(begin)

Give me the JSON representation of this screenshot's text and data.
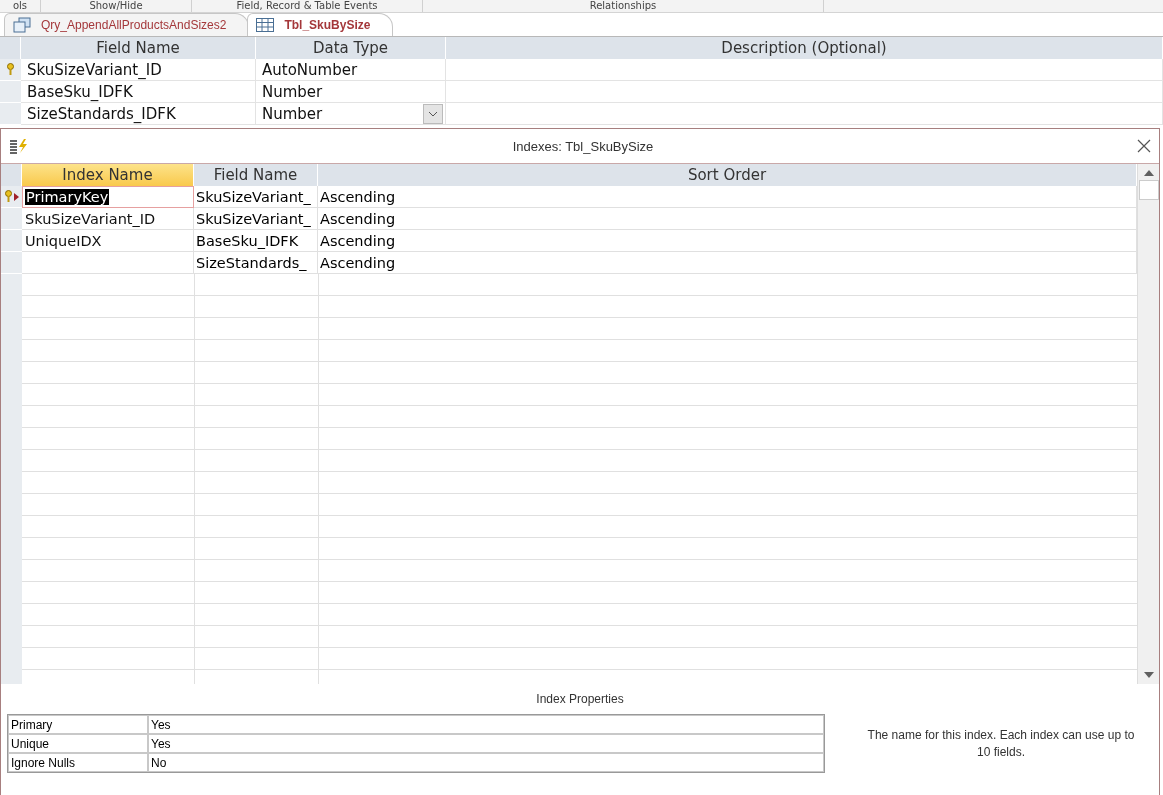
{
  "ribbon_groups": [
    "ols",
    "Show/Hide",
    "Field, Record & Table Events",
    "Relationships"
  ],
  "document_tabs": [
    {
      "label": "Qry_AppendAllProductsAndSizes2",
      "kind": "query",
      "selected": false
    },
    {
      "label": "Tbl_SkuBySize",
      "kind": "table",
      "selected": true
    }
  ],
  "design_grid": {
    "columns": [
      "Field Name",
      "Data Type",
      "Description (Optional)"
    ],
    "rows": [
      {
        "field_name": "SkuSizeVariant_ID",
        "data_type": "AutoNumber",
        "primary_key": true,
        "dropdown": false
      },
      {
        "field_name": "BaseSku_IDFK",
        "data_type": "Number",
        "primary_key": false,
        "dropdown": false
      },
      {
        "field_name": "SizeStandards_IDFK",
        "data_type": "Number",
        "primary_key": false,
        "dropdown": true
      }
    ]
  },
  "indexes_dialog": {
    "title": "Indexes: Tbl_SkuBySize",
    "columns": [
      "Index Name",
      "Field Name",
      "Sort Order"
    ],
    "rows": [
      {
        "index_name": "PrimaryKey",
        "field_name": "SkuSizeVariant_",
        "sort_order": "Ascending",
        "primary_key": true,
        "selected": true
      },
      {
        "index_name": "SkuSizeVariant_ID",
        "field_name": "SkuSizeVariant_",
        "sort_order": "Ascending",
        "primary_key": false,
        "selected": false
      },
      {
        "index_name": "UniqueIDX",
        "field_name": "BaseSku_IDFK",
        "sort_order": "Ascending",
        "primary_key": false,
        "selected": false
      },
      {
        "field_name": "SizeStandards_",
        "sort_order": "Ascending",
        "primary_key": false,
        "selected": false
      }
    ],
    "properties_title": "Index Properties",
    "properties": [
      {
        "label": "Primary",
        "value": "Yes"
      },
      {
        "label": "Unique",
        "value": "Yes"
      },
      {
        "label": "Ignore Nulls",
        "value": "No"
      }
    ],
    "help_text": "The name for this index.  Each index can use up to 10 fields."
  }
}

(end)

GIVEN EXERCISE
Scan the data for the word "true" and copy every line where it shows up.

WRITTEN RESPONSE
      "selected": true
        "primary_key": true,
        "dropdown": true
        "primary_key": true,
        "selected": true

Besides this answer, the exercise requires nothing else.